→ TASK
Output every line exactly as written. Leave out pictures.

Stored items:
__________

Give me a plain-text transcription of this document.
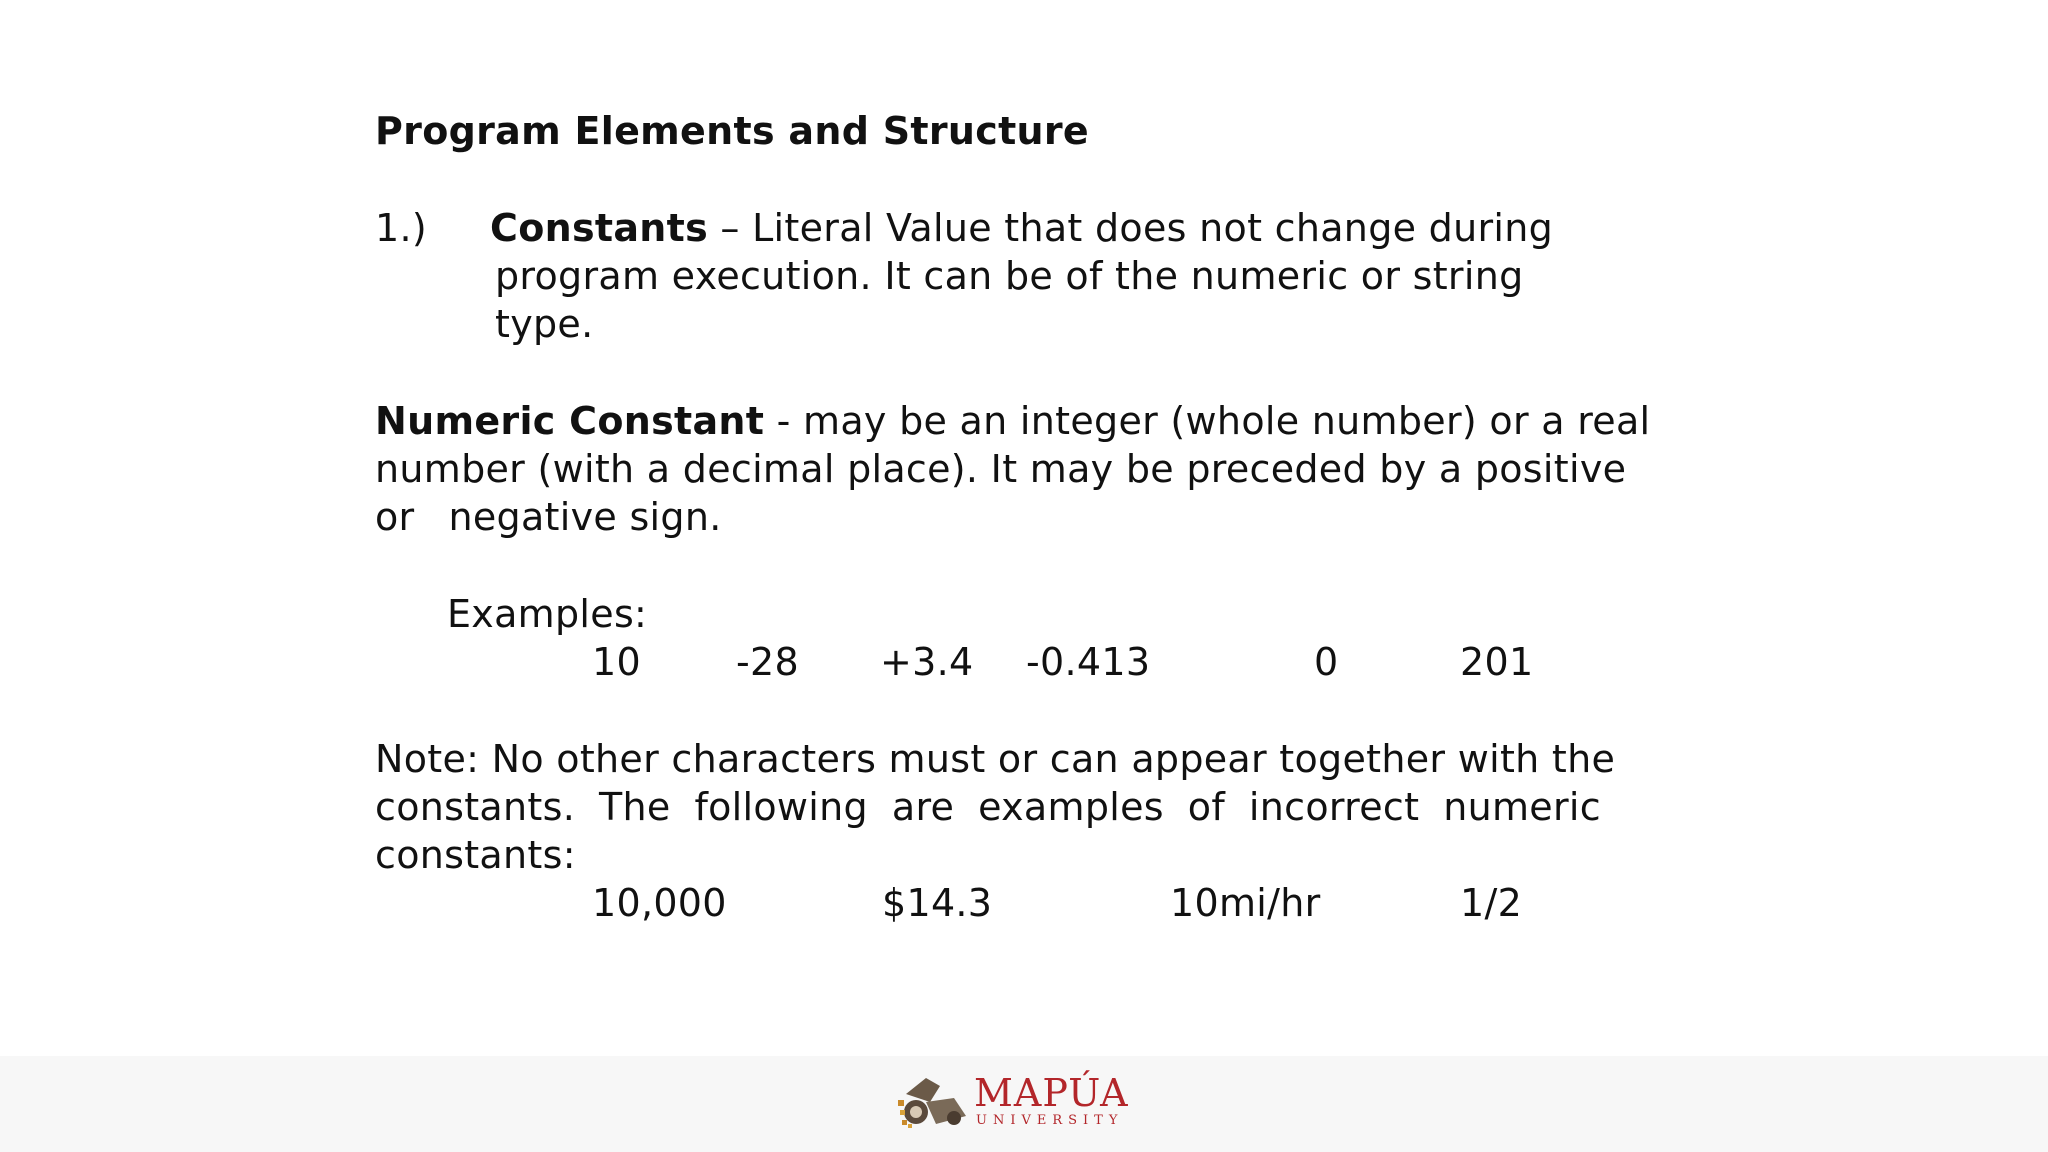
Program Elements and Structure
1.) Constants – Literal Value that does not change during
program execution. It can be of the numeric or string
type.
Numeric Constant - may be an integer (whole number) or a real
number (with a decimal place). It may be preceded by a positive
or negative sign.
Examples:
10	-28 +3.4 -0.413	0	201
Note: No other characters must or can appear together with the
constants. The following are examples of incorrect numeric
constants:
10,000	$14.3	10mi/hr	1/2
MAPÚA
UNIVERSITY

__________

→ FINISHED EXERCISE
Give me a plain-text transcription of this document.
Program Elements and Structure
1.) Constants – Literal Value that does not change during
program execution. It can be of the numeric or string
type.
Numeric Constant - may be an integer (whole number) or a real
number (with a decimal place). It may be preceded by a positive
or negative sign.
Examples:
10	-28 +3.4 -0.413	0	201
Note: No other characters must or can appear together with the
constants. The following are examples of incorrect numeric
constants:
10,000	$14.3	10mi/hr	1/2
MAPÚA
UNIVERSITY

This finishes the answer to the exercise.